(Stored entries)

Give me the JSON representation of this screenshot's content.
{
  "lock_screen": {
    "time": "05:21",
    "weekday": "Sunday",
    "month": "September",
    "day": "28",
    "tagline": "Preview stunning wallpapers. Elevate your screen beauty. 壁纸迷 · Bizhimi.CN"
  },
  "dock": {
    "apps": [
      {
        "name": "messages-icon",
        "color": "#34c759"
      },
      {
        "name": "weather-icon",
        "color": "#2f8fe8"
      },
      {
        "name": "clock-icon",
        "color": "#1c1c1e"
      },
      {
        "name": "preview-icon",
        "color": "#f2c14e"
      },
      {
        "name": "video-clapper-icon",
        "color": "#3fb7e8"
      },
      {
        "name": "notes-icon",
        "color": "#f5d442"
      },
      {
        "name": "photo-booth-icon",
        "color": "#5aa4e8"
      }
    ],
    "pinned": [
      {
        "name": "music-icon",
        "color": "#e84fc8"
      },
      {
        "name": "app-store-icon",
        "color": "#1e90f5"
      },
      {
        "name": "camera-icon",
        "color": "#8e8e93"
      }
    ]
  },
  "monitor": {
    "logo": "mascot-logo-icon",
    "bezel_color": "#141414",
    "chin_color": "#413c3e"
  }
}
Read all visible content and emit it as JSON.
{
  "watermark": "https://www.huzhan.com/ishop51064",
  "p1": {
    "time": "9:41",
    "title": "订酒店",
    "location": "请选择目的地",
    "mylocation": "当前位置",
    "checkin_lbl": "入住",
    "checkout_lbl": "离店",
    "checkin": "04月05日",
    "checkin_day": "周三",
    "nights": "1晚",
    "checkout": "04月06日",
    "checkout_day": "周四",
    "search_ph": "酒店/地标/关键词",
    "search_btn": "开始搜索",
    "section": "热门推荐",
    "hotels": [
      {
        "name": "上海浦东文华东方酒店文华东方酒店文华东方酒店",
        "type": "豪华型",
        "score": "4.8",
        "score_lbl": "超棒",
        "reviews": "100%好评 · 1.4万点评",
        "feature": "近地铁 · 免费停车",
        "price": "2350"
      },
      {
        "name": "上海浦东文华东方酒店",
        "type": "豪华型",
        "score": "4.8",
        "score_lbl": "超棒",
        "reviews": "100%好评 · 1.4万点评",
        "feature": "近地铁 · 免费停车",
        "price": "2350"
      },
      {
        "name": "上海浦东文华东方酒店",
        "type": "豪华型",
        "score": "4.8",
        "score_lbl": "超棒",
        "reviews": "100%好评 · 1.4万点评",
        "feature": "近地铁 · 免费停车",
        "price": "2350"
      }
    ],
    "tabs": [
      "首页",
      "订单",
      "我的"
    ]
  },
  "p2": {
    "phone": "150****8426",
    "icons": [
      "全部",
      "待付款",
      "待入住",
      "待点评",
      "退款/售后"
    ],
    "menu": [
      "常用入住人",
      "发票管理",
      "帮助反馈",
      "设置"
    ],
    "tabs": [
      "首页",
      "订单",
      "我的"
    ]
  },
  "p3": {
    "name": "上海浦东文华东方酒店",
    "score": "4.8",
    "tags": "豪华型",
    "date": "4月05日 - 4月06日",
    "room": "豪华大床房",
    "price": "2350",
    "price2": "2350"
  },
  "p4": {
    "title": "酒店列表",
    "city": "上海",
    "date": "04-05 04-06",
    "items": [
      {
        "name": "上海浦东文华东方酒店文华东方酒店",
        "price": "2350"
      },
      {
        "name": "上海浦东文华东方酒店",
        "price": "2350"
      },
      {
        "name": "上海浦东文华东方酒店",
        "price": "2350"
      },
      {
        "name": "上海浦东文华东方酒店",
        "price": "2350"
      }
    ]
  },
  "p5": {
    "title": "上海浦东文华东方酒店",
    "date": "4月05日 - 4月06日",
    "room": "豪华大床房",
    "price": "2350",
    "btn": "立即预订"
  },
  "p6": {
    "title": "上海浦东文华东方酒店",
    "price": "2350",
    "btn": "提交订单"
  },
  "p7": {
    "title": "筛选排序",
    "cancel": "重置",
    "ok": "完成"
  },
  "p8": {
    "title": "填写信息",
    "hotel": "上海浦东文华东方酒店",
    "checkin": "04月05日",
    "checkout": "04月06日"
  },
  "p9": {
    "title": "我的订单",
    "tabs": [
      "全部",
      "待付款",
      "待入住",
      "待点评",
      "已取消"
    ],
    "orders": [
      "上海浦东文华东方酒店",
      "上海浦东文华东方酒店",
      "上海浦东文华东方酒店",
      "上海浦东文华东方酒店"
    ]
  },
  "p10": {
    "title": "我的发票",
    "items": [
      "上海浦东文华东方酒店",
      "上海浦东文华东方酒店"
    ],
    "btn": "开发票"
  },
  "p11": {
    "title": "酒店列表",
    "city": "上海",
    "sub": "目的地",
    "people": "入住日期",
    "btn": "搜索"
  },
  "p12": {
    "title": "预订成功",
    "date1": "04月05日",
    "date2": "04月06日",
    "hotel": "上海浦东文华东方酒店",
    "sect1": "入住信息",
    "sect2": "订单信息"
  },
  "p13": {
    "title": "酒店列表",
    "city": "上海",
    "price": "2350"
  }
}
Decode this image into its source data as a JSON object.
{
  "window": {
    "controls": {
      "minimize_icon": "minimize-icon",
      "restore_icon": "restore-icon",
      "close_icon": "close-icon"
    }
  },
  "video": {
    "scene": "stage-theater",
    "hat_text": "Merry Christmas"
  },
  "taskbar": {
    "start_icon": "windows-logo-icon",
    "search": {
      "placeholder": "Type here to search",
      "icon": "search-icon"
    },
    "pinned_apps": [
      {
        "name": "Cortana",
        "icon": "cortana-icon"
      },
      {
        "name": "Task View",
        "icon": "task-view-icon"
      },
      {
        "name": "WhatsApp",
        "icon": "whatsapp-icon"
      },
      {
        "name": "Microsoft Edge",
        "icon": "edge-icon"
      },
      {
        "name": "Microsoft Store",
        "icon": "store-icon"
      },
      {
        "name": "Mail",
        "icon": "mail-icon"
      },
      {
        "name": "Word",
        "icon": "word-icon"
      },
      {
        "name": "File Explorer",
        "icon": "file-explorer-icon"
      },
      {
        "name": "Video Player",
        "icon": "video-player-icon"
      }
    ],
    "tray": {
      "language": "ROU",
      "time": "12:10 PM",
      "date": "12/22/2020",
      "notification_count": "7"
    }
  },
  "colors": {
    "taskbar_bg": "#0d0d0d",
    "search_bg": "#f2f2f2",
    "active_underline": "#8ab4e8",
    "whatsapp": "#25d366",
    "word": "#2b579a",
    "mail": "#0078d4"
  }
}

> [PROBLEM DETAILS]: Quote every entry exactly.

> [ANSWER IN FULL]:
Give me the JSON representation of this screenshot's content.
{
  "lock_screen": {
    "time": "05:21",
    "weekday": "Sunday",
    "month": "September",
    "day": "28",
    "tagline": "Preview stunning wallpapers. Elevate your screen beauty. 壁纸迷 · Bizhimi.CN"
  },
  "dock": {
    "apps": [
      {
        "name": "messages-icon",
        "color": "#34c759"
      },
      {
        "name": "weather-icon",
        "color": "#2f8fe8"
      },
      {
        "name": "clock-icon",
        "color": "#1c1c1e"
      },
      {
        "name": "preview-icon",
        "color": "#f2c14e"
      },
      {
        "name": "video-clapper-icon",
        "color": "#3fb7e8"
      },
      {
        "name": "notes-icon",
        "color": "#f5d442"
      },
      {
        "name": "photo-booth-icon",
        "color": "#5aa4e8"
      }
    ],
    "pinned": [
      {
        "name": "music-icon",
        "color": "#e84fc8"
      },
      {
        "name": "app-store-icon",
        "color": "#1e90f5"
      },
      {
        "name": "camera-icon",
        "color": "#8e8e93"
      }
    ]
  },
  "monitor": {
    "logo": "mascot-logo-icon",
    "bezel_color": "#141414",
    "chin_color": "#413c3e"
  }
}
Read all visible content and emit it as JSON.
{
  "watermark": "https://www.huzhan.com/ishop51064",
  "p1": {
    "time": "9:41",
    "title": "订酒店",
    "location": "请选择目的地",
    "mylocation": "当前位置",
    "checkin_lbl": "入住",
    "checkout_lbl": "离店",
    "checkin": "04月05日",
    "checkin_day": "周三",
    "nights": "1晚",
    "checkout": "04月06日",
    "checkout_day": "周四",
    "search_ph": "酒店/地标/关键词",
    "search_btn": "开始搜索",
    "section": "热门推荐",
    "hotels": [
      {
        "name": "上海浦东文华东方酒店文华东方酒店文华东方酒店",
        "type": "豪华型",
        "score": "4.8",
        "score_lbl": "超棒",
        "reviews": "100%好评 · 1.4万点评",
        "feature": "近地铁 · 免费停车",
        "price": "2350"
      },
      {
        "name": "上海浦东文华东方酒店",
        "type": "豪华型",
        "score": "4.8",
        "score_lbl": "超棒",
        "reviews": "100%好评 · 1.4万点评",
        "feature": "近地铁 · 免费停车",
        "price": "2350"
      },
      {
        "name": "上海浦东文华东方酒店",
        "type": "豪华型",
        "score": "4.8",
        "score_lbl": "超棒",
        "reviews": "100%好评 · 1.4万点评",
        "feature": "近地铁 · 免费停车",
        "price": "2350"
      }
    ],
    "tabs": [
      "首页",
      "订单",
      "我的"
    ]
  },
  "p2": {
    "phone": "150****8426",
    "icons": [
      "全部",
      "待付款",
      "待入住",
      "待点评",
      "退款/售后"
    ],
    "menu": [
      "常用入住人",
      "发票管理",
      "帮助反馈",
      "设置"
    ],
    "tabs": [
      "首页",
      "订单",
      "我的"
    ]
  },
  "p3": {
    "name": "上海浦东文华东方酒店",
    "score": "4.8",
    "tags": "豪华型",
    "date": "4月05日 - 4月06日",
    "room": "豪华大床房",
    "price": "2350",
    "price2": "2350"
  },
  "p4": {
    "title": "酒店列表",
    "city": "上海",
    "date": "04-05 04-06",
    "items": [
      {
        "name": "上海浦东文华东方酒店文华东方酒店",
        "price": "2350"
      },
      {
        "name": "上海浦东文华东方酒店",
        "price": "2350"
      },
      {
        "name": "上海浦东文华东方酒店",
        "price": "2350"
      },
      {
        "name": "上海浦东文华东方酒店",
        "price": "2350"
      }
    ]
  },
  "p5": {
    "title": "上海浦东文华东方酒店",
    "date": "4月05日 - 4月06日",
    "room": "豪华大床房",
    "price": "2350",
    "btn": "立即预订"
  },
  "p6": {
    "title": "上海浦东文华东方酒店",
    "price": "2350",
    "btn": "提交订单"
  },
  "p7": {
    "title": "筛选排序",
    "cancel": "重置",
    "ok": "完成"
  },
  "p8": {
    "title": "填写信息",
    "hotel": "上海浦东文华东方酒店",
    "checkin": "04月05日",
    "checkout": "04月06日"
  },
  "p9": {
    "title": "我的订单",
    "tabs": [
      "全部",
      "待付款",
      "待入住",
      "待点评",
      "已取消"
    ],
    "orders": [
      "上海浦东文华东方酒店",
      "上海浦东文华东方酒店",
      "上海浦东文华东方酒店",
      "上海浦东文华东方酒店"
    ]
  },
  "p10": {
    "title": "我的发票",
    "items": [
      "上海浦东文华东方酒店",
      "上海浦东文华东方酒店"
    ],
    "btn": "开发票"
  },
  "p11": {
    "title": "酒店列表",
    "city": "上海",
    "sub": "目的地",
    "people": "入住日期",
    "btn": "搜索"
  },
  "p12": {
    "title": "预订成功",
    "date1": "04月05日",
    "date2": "04月06日",
    "hotel": "上海浦东文华东方酒店",
    "sect1": "入住信息",
    "sect2": "订单信息"
  },
  "p13": {
    "title": "酒店列表",
    "city": "上海",
    "price": "2350"
  }
}
Decode this image into its source data as a JSON object.
{
  "window": {
    "controls": {
      "minimize_icon": "minimize-icon",
      "restore_icon": "restore-icon",
      "close_icon": "close-icon"
    }
  },
  "video": {
    "scene": "stage-theater",
    "hat_text": "Merry Christmas"
  },
  "taskbar": {
    "start_icon": "windows-logo-icon",
    "search": {
      "placeholder": "Type here to search",
      "icon": "search-icon"
    },
    "pinned_apps": [
      {
        "name": "Cortana",
        "icon": "cortana-icon"
      },
      {
        "name": "Task View",
        "icon": "task-view-icon"
      },
      {
        "name": "WhatsApp",
        "icon": "whatsapp-icon"
      },
      {
        "name": "Microsoft Edge",
        "icon": "edge-icon"
      },
      {
        "name": "Microsoft Store",
        "icon": "store-icon"
      },
      {
        "name": "Mail",
        "icon": "mail-icon"
      },
      {
        "name": "Word",
        "icon": "word-icon"
      },
      {
        "name": "File Explorer",
        "icon": "file-explorer-icon"
      },
      {
        "name": "Video Player",
        "icon": "video-player-icon"
      }
    ],
    "tray": {
      "language": "ROU",
      "time": "12:10 PM",
      "date": "12/22/2020",
      "notification_count": "7"
    }
  },
  "colors": {
    "taskbar_bg": "#0d0d0d",
    "search_bg": "#f2f2f2",
    "active_underline": "#8ab4e8",
    "whatsapp": "#25d366",
    "word": "#2b579a",
    "mail": "#0078d4"
  }
}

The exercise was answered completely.